* Given task: Transcribe every record that appears below, exactly and in full.

* Data entries:

::::::::

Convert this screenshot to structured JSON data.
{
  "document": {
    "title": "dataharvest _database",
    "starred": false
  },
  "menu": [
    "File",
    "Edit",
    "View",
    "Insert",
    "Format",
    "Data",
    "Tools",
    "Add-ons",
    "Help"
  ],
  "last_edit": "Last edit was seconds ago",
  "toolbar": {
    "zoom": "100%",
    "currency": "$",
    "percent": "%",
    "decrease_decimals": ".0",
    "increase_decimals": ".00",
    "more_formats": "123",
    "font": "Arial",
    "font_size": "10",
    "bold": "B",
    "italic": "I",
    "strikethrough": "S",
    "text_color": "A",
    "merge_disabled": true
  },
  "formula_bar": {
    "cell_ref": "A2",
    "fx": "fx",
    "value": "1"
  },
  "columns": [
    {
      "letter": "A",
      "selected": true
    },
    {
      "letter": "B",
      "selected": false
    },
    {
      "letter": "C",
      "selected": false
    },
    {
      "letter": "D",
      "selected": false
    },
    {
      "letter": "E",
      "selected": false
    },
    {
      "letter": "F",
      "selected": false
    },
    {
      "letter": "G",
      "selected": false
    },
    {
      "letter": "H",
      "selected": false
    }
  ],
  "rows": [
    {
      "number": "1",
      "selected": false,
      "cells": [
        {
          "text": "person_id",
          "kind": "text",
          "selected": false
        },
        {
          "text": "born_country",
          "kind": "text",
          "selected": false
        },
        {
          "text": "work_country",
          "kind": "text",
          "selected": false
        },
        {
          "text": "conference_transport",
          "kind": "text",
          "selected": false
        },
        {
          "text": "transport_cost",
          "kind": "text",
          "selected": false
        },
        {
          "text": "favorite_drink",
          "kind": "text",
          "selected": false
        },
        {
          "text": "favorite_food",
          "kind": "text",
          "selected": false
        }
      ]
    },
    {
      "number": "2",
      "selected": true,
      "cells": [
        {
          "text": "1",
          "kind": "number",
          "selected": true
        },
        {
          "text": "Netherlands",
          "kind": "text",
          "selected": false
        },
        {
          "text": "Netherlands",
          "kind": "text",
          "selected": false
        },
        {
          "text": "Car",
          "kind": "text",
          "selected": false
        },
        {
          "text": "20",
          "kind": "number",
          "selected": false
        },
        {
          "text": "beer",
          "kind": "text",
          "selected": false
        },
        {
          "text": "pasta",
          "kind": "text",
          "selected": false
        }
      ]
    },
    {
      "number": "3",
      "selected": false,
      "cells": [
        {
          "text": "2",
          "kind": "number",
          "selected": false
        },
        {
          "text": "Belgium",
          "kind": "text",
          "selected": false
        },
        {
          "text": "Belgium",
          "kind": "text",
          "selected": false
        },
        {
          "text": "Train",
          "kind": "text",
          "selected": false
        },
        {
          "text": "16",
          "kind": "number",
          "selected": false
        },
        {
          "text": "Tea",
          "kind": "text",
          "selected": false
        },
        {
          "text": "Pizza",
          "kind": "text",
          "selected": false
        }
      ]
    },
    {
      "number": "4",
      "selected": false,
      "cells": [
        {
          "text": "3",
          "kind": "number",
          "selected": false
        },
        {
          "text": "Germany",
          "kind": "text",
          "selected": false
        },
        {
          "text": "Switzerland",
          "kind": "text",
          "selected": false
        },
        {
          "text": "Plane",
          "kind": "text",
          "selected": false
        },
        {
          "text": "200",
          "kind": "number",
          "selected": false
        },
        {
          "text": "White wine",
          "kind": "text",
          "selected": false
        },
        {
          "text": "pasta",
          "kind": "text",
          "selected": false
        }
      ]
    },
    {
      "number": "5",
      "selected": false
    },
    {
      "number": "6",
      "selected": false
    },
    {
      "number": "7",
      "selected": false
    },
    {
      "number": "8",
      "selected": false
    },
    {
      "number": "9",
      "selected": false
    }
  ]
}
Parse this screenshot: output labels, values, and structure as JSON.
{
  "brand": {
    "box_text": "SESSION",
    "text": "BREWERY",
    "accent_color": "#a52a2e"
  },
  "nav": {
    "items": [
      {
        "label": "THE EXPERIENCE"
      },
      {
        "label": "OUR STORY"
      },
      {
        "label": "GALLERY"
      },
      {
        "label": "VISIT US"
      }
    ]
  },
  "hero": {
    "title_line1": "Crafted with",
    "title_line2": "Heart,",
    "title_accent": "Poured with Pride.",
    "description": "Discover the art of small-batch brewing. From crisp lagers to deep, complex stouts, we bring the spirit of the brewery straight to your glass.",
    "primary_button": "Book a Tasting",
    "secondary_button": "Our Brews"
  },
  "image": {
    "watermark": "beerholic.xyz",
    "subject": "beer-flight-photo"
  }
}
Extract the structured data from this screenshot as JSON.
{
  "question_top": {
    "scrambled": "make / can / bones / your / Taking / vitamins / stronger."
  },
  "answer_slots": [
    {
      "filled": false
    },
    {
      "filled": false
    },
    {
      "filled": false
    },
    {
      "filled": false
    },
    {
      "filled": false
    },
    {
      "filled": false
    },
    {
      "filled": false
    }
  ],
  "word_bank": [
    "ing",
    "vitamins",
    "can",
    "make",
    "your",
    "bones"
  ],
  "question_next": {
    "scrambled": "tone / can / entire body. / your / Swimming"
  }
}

::::::::

* The answer:
Convert this screenshot to structured JSON data.
{
  "document": {
    "title": "dataharvest _database",
    "starred": false
  },
  "menu": [
    "File",
    "Edit",
    "View",
    "Insert",
    "Format",
    "Data",
    "Tools",
    "Add-ons",
    "Help"
  ],
  "last_edit": "Last edit was seconds ago",
  "toolbar": {
    "zoom": "100%",
    "currency": "$",
    "percent": "%",
    "decrease_decimals": ".0",
    "increase_decimals": ".00",
    "more_formats": "123",
    "font": "Arial",
    "font_size": "10",
    "bold": "B",
    "italic": "I",
    "strikethrough": "S",
    "text_color": "A",
    "merge_disabled": true
  },
  "formula_bar": {
    "cell_ref": "A2",
    "fx": "fx",
    "value": "1"
  },
  "columns": [
    {
      "letter": "A",
      "selected": true
    },
    {
      "letter": "B",
      "selected": false
    },
    {
      "letter": "C",
      "selected": false
    },
    {
      "letter": "D",
      "selected": false
    },
    {
      "letter": "E",
      "selected": false
    },
    {
      "letter": "F",
      "selected": false
    },
    {
      "letter": "G",
      "selected": false
    },
    {
      "letter": "H",
      "selected": false
    }
  ],
  "rows": [
    {
      "number": "1",
      "selected": false,
      "cells": [
        {
          "text": "person_id",
          "kind": "text",
          "selected": false
        },
        {
          "text": "born_country",
          "kind": "text",
          "selected": false
        },
        {
          "text": "work_country",
          "kind": "text",
          "selected": false
        },
        {
          "text": "conference_transport",
          "kind": "text",
          "selected": false
        },
        {
          "text": "transport_cost",
          "kind": "text",
          "selected": false
        },
        {
          "text": "favorite_drink",
          "kind": "text",
          "selected": false
        },
        {
          "text": "favorite_food",
          "kind": "text",
          "selected": false
        }
      ]
    },
    {
      "number": "2",
      "selected": true,
      "cells": [
        {
          "text": "1",
          "kind": "number",
          "selected": true
        },
        {
          "text": "Netherlands",
          "kind": "text",
          "selected": false
        },
        {
          "text": "Netherlands",
          "kind": "text",
          "selected": false
        },
        {
          "text": "Car",
          "kind": "text",
          "selected": false
        },
        {
          "text": "20",
          "kind": "number",
          "selected": false
        },
        {
          "text": "beer",
          "kind": "text",
          "selected": false
        },
        {
          "text": "pasta",
          "kind": "text",
          "selected": false
        }
      ]
    },
    {
      "number": "3",
      "selected": false,
      "cells": [
        {
          "text": "2",
          "kind": "number",
          "selected": false
        },
        {
          "text": "Belgium",
          "kind": "text",
          "selected": false
        },
        {
          "text": "Belgium",
          "kind": "text",
          "selected": false
        },
        {
          "text": "Train",
          "kind": "text",
          "selected": false
        },
        {
          "text": "16",
          "kind": "number",
          "selected": false
        },
        {
          "text": "Tea",
          "kind": "text",
          "selected": false
        },
        {
          "text": "Pizza",
          "kind": "text",
          "selected": false
        }
      ]
    },
    {
      "number": "4",
      "selected": false,
      "cells": [
        {
          "text": "3",
          "kind": "number",
          "selected": false
        },
        {
          "text": "Germany",
          "kind": "text",
          "selected": false
        },
        {
          "text": "Switzerland",
          "kind": "text",
          "selected": false
        },
        {
          "text": "Plane",
          "kind": "text",
          "selected": false
        },
        {
          "text": "200",
          "kind": "number",
          "selected": false
        },
        {
          "text": "White wine",
          "kind": "text",
          "selected": false
        },
        {
          "text": "pasta",
          "kind": "text",
          "selected": false
        }
      ]
    },
    {
      "number": "5",
      "selected": false
    },
    {
      "number": "6",
      "selected": false
    },
    {
      "number": "7",
      "selected": false
    },
    {
      "number": "8",
      "selected": false
    },
    {
      "number": "9",
      "selected": false
    }
  ]
}
Parse this screenshot: output labels, values, and structure as JSON.
{
  "brand": {
    "box_text": "SESSION",
    "text": "BREWERY",
    "accent_color": "#a52a2e"
  },
  "nav": {
    "items": [
      {
        "label": "THE EXPERIENCE"
      },
      {
        "label": "OUR STORY"
      },
      {
        "label": "GALLERY"
      },
      {
        "label": "VISIT US"
      }
    ]
  },
  "hero": {
    "title_line1": "Crafted with",
    "title_line2": "Heart,",
    "title_accent": "Poured with Pride.",
    "description": "Discover the art of small-batch brewing. From crisp lagers to deep, complex stouts, we bring the spirit of the brewery straight to your glass.",
    "primary_button": "Book a Tasting",
    "secondary_button": "Our Brews"
  },
  "image": {
    "watermark": "beerholic.xyz",
    "subject": "beer-flight-photo"
  }
}
Extract the structured data from this screenshot as JSON.
{
  "question_top": {
    "scrambled": "make / can / bones / your / Taking / vitamins / stronger."
  },
  "answer_slots": [
    {
      "filled": false
    },
    {
      "filled": false
    },
    {
      "filled": false
    },
    {
      "filled": false
    },
    {
      "filled": false
    },
    {
      "filled": false
    },
    {
      "filled": false
    }
  ],
  "word_bank": [
    "ing",
    "vitamins",
    "can",
    "make",
    "your",
    "bones"
  ],
  "question_next": {
    "scrambled": "tone / can / entire body. / your / Swimming"
  }
}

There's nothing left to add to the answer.